Information given:
═══

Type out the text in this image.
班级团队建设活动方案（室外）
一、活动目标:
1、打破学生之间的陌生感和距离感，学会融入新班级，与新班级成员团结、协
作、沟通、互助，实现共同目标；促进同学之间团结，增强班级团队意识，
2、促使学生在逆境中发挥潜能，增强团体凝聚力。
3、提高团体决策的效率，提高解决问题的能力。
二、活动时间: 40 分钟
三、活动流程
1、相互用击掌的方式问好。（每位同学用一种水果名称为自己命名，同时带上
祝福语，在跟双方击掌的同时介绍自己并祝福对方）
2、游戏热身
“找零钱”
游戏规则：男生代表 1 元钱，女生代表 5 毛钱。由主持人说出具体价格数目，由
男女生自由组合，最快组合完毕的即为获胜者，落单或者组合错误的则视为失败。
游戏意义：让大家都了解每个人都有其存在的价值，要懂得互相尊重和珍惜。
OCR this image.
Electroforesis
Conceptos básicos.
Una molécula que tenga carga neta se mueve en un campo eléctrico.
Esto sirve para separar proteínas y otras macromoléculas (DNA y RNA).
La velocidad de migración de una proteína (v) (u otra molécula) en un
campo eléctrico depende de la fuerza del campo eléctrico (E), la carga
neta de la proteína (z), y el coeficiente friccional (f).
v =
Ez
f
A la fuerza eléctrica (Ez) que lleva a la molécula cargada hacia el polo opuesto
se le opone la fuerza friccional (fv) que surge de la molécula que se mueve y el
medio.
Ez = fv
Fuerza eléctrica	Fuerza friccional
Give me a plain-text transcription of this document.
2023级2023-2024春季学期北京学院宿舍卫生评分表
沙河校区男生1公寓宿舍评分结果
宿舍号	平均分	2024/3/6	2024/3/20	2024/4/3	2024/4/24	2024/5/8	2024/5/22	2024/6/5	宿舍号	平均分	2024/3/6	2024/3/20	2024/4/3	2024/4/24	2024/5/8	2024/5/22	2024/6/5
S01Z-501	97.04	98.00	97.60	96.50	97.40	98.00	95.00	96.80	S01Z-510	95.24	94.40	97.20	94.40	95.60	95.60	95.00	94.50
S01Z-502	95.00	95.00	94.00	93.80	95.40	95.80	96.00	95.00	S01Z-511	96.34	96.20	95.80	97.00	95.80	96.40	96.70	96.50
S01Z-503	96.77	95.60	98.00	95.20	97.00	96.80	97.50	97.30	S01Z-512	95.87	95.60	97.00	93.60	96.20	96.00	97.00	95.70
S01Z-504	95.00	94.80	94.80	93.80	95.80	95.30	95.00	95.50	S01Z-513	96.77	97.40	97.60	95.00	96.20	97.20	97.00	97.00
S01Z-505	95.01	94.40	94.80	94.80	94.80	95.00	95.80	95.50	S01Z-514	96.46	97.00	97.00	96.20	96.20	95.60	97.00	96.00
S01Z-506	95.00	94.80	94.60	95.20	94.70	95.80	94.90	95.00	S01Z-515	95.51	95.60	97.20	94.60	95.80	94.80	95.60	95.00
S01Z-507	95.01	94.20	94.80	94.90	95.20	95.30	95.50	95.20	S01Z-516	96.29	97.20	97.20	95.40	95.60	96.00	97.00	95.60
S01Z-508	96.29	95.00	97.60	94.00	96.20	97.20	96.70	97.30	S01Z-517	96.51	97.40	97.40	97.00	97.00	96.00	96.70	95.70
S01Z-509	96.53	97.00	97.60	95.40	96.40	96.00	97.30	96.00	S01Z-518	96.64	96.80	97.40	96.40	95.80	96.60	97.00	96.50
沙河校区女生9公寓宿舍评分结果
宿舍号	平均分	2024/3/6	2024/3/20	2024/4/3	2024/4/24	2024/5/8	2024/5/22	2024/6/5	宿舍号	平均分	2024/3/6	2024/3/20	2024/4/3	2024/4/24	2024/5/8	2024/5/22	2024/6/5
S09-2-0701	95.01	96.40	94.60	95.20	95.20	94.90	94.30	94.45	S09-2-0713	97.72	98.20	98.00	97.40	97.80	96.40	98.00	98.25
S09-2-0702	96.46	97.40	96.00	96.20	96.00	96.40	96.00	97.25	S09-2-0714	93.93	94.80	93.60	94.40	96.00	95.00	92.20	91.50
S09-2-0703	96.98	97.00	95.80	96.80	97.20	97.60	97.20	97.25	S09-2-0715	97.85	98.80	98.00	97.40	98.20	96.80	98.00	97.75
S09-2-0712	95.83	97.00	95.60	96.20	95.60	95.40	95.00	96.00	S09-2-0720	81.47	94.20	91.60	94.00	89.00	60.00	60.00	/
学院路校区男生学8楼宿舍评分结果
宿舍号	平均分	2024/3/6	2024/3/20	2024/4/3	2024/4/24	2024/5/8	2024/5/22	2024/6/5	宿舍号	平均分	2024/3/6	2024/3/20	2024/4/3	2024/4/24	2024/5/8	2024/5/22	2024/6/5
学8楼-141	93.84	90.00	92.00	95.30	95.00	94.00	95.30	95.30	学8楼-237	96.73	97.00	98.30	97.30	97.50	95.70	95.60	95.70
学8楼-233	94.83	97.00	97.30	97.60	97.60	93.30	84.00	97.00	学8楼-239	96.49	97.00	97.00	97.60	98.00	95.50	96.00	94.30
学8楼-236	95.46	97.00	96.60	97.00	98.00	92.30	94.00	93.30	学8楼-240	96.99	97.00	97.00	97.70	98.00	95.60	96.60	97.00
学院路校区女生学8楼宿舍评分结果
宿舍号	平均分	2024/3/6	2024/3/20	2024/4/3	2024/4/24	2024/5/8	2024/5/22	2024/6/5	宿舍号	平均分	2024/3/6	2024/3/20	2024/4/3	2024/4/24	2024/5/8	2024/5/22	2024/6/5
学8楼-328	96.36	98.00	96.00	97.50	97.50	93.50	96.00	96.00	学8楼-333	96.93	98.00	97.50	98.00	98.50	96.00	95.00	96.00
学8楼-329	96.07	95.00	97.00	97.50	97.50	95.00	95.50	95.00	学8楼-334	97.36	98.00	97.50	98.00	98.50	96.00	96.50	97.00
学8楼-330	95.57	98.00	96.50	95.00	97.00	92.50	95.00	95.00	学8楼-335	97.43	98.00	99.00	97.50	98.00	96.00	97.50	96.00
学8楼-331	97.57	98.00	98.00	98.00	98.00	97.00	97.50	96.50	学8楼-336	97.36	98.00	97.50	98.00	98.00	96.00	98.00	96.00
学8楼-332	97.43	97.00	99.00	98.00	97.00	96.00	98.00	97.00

═══

What the task asks:
Pull every line holding "image" out of the records.

The solution:
Type out the text in this image.
OCR this image.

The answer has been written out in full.